* _What the task requires_:
Could you reproduce the listing below line for line, without changing anything, but leave out the pictures?

======== Records for processing ========

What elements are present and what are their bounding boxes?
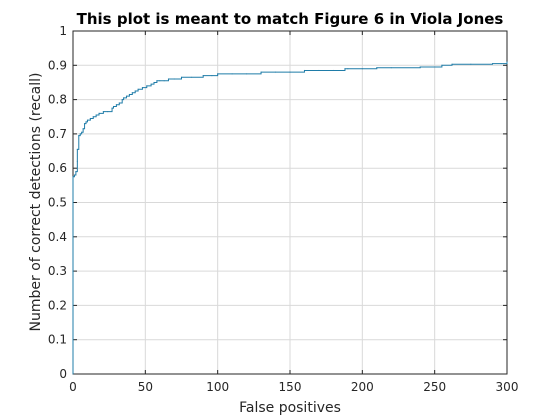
data-point xyxy=(500,62,502,65)
data-point xyxy=(83,123,86,125)
data-point xyxy=(191,76,193,78)
y-tick-label: 0.1 xyxy=(48,333,67,347)
data-point xyxy=(128,93,131,96)
data-point xyxy=(344,68,346,70)
data-point xyxy=(470,63,472,65)
data-point xyxy=(303,69,306,72)
y-tick-label: 0.7 xyxy=(48,127,67,141)
y-tick-label: 0.6 xyxy=(48,161,67,175)
data-point xyxy=(121,99,123,101)
data-point xyxy=(159,80,161,82)
y-tick-label: 0.2 xyxy=(48,298,67,312)
data-point xyxy=(163,80,165,82)
data-point xyxy=(85,121,87,123)
data-point xyxy=(79,133,81,135)
data-point xyxy=(134,90,136,92)
data-point xyxy=(72,270,74,272)
x-axis-label: False positives xyxy=(239,400,341,416)
data-point xyxy=(347,68,349,70)
data-point xyxy=(217,73,219,75)
data-point xyxy=(167,78,170,80)
data-point xyxy=(146,85,148,87)
data-point xyxy=(260,71,262,73)
data-point xyxy=(156,80,158,82)
data-point xyxy=(274,71,277,73)
chart-title: This plot is meant to match Figure 6 in … xyxy=(77,10,504,28)
data-point xyxy=(102,111,104,113)
x-tick-label: 200 xyxy=(351,380,374,394)
x-tick-label: 250 xyxy=(423,380,446,394)
data-point xyxy=(125,95,128,97)
data-point xyxy=(107,111,109,113)
data-point xyxy=(78,135,80,137)
data-point xyxy=(118,102,120,104)
data-point xyxy=(332,69,334,72)
data-point xyxy=(390,67,392,69)
data-point xyxy=(419,66,421,68)
data-point xyxy=(173,78,175,80)
data-point xyxy=(98,112,100,114)
data-point xyxy=(506,61,508,63)
data-point xyxy=(246,73,248,75)
data-point xyxy=(89,117,91,120)
data-point xyxy=(82,128,84,130)
data-point xyxy=(180,76,183,78)
data-point xyxy=(137,88,139,90)
data-point xyxy=(76,160,78,162)
data-point xyxy=(141,87,144,89)
x-tick-label: 100 xyxy=(206,380,229,394)
data-point xyxy=(361,68,363,70)
data-point xyxy=(318,69,320,72)
data-point xyxy=(76,148,78,150)
y-tick-label: 0.5 xyxy=(48,196,67,210)
y-axis-ticks: 0 0.1 0.2 0.3 0.4 0.5 0.6 0.7 0.8 0.9 1 xyxy=(48,24,507,381)
data-point xyxy=(81,131,83,133)
x-tick-label: 50 xyxy=(138,380,153,394)
data-point xyxy=(86,119,89,121)
data-point xyxy=(72,373,74,375)
data-point xyxy=(211,74,213,77)
data-point xyxy=(376,67,378,69)
x-tick-label: 150 xyxy=(279,380,302,394)
x-tick-label: 300 xyxy=(496,380,519,394)
data-point xyxy=(75,171,77,173)
y-tick-label: 0.8 xyxy=(48,93,67,107)
data-point xyxy=(73,174,76,176)
data-point xyxy=(202,74,204,77)
data-point xyxy=(153,81,155,84)
data-point xyxy=(111,107,113,109)
data-point xyxy=(491,62,494,65)
x-axis-ticks: 0 50 100 150 200 250 300 xyxy=(69,31,518,394)
x-tick-label: 0 xyxy=(69,380,77,394)
data-point xyxy=(92,116,94,118)
data-point xyxy=(123,97,125,99)
data-point xyxy=(150,83,152,85)
y-tick-label: 1 xyxy=(59,24,67,38)
data-point xyxy=(231,73,233,75)
data-point xyxy=(441,64,443,66)
y-tick-label: 0.4 xyxy=(48,230,67,244)
data-point xyxy=(72,176,74,178)
y-tick-label: 0 xyxy=(59,367,67,381)
y-tick-label: 0.9 xyxy=(48,58,67,72)
y-axis-label: Number of correct detections (recall) xyxy=(28,72,44,331)
y-tick-label: 0.3 xyxy=(48,264,67,278)
series-group xyxy=(72,61,508,375)
data-point xyxy=(131,92,133,94)
data-point xyxy=(72,201,74,204)
data-point xyxy=(95,114,97,116)
data-point xyxy=(115,104,117,106)
data-point xyxy=(112,105,115,108)
data-point xyxy=(289,71,291,73)
data-point xyxy=(451,63,453,65)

========

* _The solution_:
What elements are present and what are their bounding boxes?
data-point xyxy=(500,62,502,65)
data-point xyxy=(83,123,86,125)
data-point xyxy=(191,76,193,78)
y-tick-label: 0.1 xyxy=(48,333,67,347)
data-point xyxy=(128,93,131,96)
data-point xyxy=(344,68,346,70)
data-point xyxy=(470,63,472,65)
data-point xyxy=(303,69,306,72)
y-tick-label: 0.7 xyxy=(48,127,67,141)
y-tick-label: 0.6 xyxy=(48,161,67,175)
data-point xyxy=(121,99,123,101)
data-point xyxy=(159,80,161,82)
y-tick-label: 0.2 xyxy=(48,298,67,312)
data-point xyxy=(163,80,165,82)
data-point xyxy=(85,121,87,123)
data-point xyxy=(79,133,81,135)
data-point xyxy=(134,90,136,92)
data-point xyxy=(72,270,74,272)
x-axis-label: False positives xyxy=(239,400,341,416)
data-point xyxy=(347,68,349,70)
data-point xyxy=(217,73,219,75)
data-point xyxy=(167,78,170,80)
data-point xyxy=(146,85,148,87)
data-point xyxy=(260,71,262,73)
data-point xyxy=(156,80,158,82)
data-point xyxy=(274,71,277,73)
chart-title: This plot is meant to match Figure 6 in … xyxy=(77,10,504,28)
data-point xyxy=(102,111,104,113)
x-tick-label: 200 xyxy=(351,380,374,394)
x-tick-label: 250 xyxy=(423,380,446,394)
data-point xyxy=(125,95,128,97)
data-point xyxy=(107,111,109,113)
data-point xyxy=(78,135,80,137)
data-point xyxy=(118,102,120,104)
data-point xyxy=(332,69,334,72)
data-point xyxy=(390,67,392,69)
data-point xyxy=(419,66,421,68)
data-point xyxy=(173,78,175,80)
data-point xyxy=(98,112,100,114)
data-point xyxy=(506,61,508,63)
data-point xyxy=(246,73,248,75)
data-point xyxy=(89,117,91,120)
data-point xyxy=(82,128,84,130)
data-point xyxy=(180,76,183,78)
data-point xyxy=(137,88,139,90)
data-point xyxy=(76,160,78,162)
data-point xyxy=(141,87,144,89)
x-tick-label: 100 xyxy=(206,380,229,394)
data-point xyxy=(361,68,363,70)
data-point xyxy=(318,69,320,72)
data-point xyxy=(76,148,78,150)
y-tick-label: 0.5 xyxy=(48,196,67,210)
y-axis-ticks: 0 0.1 0.2 0.3 0.4 0.5 0.6 0.7 0.8 0.9 1 xyxy=(48,24,507,381)
data-point xyxy=(81,131,83,133)
x-tick-label: 50 xyxy=(138,380,153,394)
data-point xyxy=(86,119,89,121)
data-point xyxy=(72,373,74,375)
data-point xyxy=(211,74,213,77)
data-point xyxy=(376,67,378,69)
x-tick-label: 150 xyxy=(279,380,302,394)
x-tick-label: 300 xyxy=(496,380,519,394)
data-point xyxy=(75,171,77,173)
y-tick-label: 0.8 xyxy=(48,93,67,107)
data-point xyxy=(73,174,76,176)
data-point xyxy=(202,74,204,77)
data-point xyxy=(153,81,155,84)
data-point xyxy=(111,107,113,109)
data-point xyxy=(491,62,494,65)
x-axis-ticks: 0 50 100 150 200 250 300 xyxy=(69,31,518,394)
x-tick-label: 0 xyxy=(69,380,77,394)
data-point xyxy=(92,116,94,118)
data-point xyxy=(123,97,125,99)
data-point xyxy=(150,83,152,85)
y-tick-label: 1 xyxy=(59,24,67,38)
data-point xyxy=(231,73,233,75)
data-point xyxy=(441,64,443,66)
y-tick-label: 0.4 xyxy=(48,230,67,244)
data-point xyxy=(72,176,74,178)
y-tick-label: 0 xyxy=(59,367,67,381)
y-tick-label: 0.9 xyxy=(48,58,67,72)
y-axis-label: Number of correct detections (recall) xyxy=(28,72,44,331)
y-tick-label: 0.3 xyxy=(48,264,67,278)
series-group xyxy=(72,61,508,375)
data-point xyxy=(131,92,133,94)
data-point xyxy=(72,201,74,204)
data-point xyxy=(95,114,97,116)
data-point xyxy=(115,104,117,106)
data-point xyxy=(112,105,115,108)
data-point xyxy=(289,71,291,73)
data-point xyxy=(451,63,453,65)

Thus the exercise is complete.